## Exercise details
The passage below is about background screening technology. List every company it names.

## Passage to read

○ ○ ○ ○ ○ ○ ○

Checkr’s 2024 “Every Check Counts” survey of 1,850+ large employers shows 75% of HR and talent leaders say flexible API tools are essential to enhance candidate experience and efficiency.
What this means in practice:
- Instantaneous triggers—background checks start at the exact moment a candidate hits the right stage in the hiring process.
- Modular design—teams pull only what they need (e.g., criminal, ID, driving).
- Scalability—these platforms handle millions of requests, with failover and uptime baked in.
That is why many providers now offer pre-built integrations with Applicant Tracking Systems (ATS) and HRIS platforms.
On the horizon are compliance-aware workflows built into the API: auto-clearing clean cases, escalating edge cases, and integrating with microservices-based hiring platforms.
Modernizing Legacy Screening Infrastructure
Many long-standing background check firms still rely on siloed, on-prem systems built decades ago. These legacy platforms struggle with speed, global scale, and integration.
Cloud migration is accelerating in response. For example, AWS reports a 35% surge in demand for cloud-based background check services within financial services and healthcare—sectors with strict compliance demands.
Additionally, the system modernization is partly driven by recent industry consolidations. Legacy platforms get fragmented when, for example, First Advantage integrates acquired systems—now worth more than $1.5 billion in combined revenue—into one stack. Their $2.2 billion 2024 acquisition of Sterling brought this architectural challenge front and center.
Even outside of M&A, the need for interoperability is growing as clients expect one-stop global solutions with criminal, credit, ID, driver’s records, and more across SAR countries, APAC, and LATAM. Legacy systems layered across geographies can’t handle that.
Blockchain and Verifiable Credentials
VC adoption in recruitment is still nascent. For instance, Certn place it in their “future roadmap”:
“Background checks may leverage blockchain to maintain immutable records of individuals’ backgrounds, enhancing data security and transparency in the screening process.”

○ ○ ○ ○ ○ ○ ○

## Entries supplied
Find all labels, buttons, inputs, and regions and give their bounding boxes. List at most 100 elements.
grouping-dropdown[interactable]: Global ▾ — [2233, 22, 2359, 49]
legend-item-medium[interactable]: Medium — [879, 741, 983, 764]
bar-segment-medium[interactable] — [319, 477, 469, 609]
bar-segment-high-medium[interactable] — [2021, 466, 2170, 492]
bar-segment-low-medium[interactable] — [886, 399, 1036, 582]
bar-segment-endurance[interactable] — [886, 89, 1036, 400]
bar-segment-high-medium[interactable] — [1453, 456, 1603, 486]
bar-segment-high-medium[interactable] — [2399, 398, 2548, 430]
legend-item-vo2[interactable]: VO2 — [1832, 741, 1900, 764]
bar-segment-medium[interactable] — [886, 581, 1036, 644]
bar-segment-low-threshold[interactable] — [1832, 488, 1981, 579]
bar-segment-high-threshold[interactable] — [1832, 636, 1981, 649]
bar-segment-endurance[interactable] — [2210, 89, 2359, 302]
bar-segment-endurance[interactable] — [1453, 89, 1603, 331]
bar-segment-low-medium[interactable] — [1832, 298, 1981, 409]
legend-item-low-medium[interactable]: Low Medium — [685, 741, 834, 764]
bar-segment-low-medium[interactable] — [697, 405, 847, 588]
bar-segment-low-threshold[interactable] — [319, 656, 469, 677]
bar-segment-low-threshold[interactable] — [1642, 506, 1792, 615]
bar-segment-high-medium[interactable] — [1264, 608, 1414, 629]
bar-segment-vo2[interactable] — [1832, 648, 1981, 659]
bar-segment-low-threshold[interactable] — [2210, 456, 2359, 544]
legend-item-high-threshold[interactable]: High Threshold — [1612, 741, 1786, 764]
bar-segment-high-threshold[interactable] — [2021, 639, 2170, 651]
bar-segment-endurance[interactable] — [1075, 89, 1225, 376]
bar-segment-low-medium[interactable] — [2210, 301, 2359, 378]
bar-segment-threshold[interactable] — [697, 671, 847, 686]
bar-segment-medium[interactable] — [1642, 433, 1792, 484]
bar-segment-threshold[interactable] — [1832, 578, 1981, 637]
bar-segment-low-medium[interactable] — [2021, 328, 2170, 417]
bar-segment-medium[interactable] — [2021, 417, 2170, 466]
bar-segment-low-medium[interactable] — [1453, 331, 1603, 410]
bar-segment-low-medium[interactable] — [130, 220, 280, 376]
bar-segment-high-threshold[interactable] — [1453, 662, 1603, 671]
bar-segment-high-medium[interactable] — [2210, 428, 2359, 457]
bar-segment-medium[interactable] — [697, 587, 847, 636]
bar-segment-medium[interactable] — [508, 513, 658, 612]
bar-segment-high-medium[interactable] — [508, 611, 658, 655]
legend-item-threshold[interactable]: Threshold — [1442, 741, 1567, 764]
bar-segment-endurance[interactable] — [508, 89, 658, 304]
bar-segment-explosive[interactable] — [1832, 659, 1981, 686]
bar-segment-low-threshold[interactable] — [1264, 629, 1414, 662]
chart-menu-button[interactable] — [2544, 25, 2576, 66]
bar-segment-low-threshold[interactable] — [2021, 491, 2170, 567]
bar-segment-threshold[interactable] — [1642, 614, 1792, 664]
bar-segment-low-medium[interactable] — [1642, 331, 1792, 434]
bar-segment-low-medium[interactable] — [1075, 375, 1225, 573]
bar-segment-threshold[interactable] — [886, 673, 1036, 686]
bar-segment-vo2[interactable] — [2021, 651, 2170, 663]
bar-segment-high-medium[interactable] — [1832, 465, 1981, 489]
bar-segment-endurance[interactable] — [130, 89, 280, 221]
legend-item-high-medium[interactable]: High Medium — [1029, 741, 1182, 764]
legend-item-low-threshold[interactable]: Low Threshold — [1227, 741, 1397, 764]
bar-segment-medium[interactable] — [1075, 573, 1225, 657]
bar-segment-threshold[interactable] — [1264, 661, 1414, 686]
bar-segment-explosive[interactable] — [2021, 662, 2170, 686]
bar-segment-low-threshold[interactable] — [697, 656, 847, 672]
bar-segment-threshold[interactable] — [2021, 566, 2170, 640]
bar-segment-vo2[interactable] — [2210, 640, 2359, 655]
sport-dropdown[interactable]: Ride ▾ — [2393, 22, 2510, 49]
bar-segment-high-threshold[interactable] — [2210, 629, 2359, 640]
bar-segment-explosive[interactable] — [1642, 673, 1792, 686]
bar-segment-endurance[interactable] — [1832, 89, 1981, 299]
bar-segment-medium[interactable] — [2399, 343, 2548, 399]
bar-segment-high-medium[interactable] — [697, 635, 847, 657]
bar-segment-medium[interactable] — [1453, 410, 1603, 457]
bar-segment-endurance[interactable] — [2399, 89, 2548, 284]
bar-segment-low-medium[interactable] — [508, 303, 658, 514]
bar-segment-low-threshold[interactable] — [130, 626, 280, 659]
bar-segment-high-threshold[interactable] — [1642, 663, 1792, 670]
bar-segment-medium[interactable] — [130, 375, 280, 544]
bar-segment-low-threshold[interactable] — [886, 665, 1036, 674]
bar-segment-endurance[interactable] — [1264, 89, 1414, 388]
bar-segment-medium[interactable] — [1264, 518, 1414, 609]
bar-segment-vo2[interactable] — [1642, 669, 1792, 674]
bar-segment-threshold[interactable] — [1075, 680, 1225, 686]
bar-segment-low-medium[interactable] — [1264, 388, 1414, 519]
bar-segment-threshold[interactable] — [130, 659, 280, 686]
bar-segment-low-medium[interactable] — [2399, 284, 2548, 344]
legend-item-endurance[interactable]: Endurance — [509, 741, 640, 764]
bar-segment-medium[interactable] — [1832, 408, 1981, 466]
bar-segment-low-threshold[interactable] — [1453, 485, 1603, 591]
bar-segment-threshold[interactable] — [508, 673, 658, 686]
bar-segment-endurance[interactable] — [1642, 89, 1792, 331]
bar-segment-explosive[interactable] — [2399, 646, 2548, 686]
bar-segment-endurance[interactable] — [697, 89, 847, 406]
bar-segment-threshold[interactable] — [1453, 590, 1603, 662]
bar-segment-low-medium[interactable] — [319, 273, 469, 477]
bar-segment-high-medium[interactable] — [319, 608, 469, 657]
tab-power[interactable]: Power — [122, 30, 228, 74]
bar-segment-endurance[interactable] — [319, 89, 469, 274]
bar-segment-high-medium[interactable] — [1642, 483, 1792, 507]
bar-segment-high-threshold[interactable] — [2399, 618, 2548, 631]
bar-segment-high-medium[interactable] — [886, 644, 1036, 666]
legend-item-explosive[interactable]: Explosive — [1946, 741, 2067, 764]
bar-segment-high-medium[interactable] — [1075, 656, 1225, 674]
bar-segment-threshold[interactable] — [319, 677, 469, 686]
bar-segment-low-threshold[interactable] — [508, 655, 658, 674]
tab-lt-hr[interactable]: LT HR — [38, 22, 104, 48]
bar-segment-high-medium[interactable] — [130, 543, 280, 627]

○ ○ ○ ○ ○ ○ ○

## Task response
Checkr, AWS, First Advantage, Sterling, Certn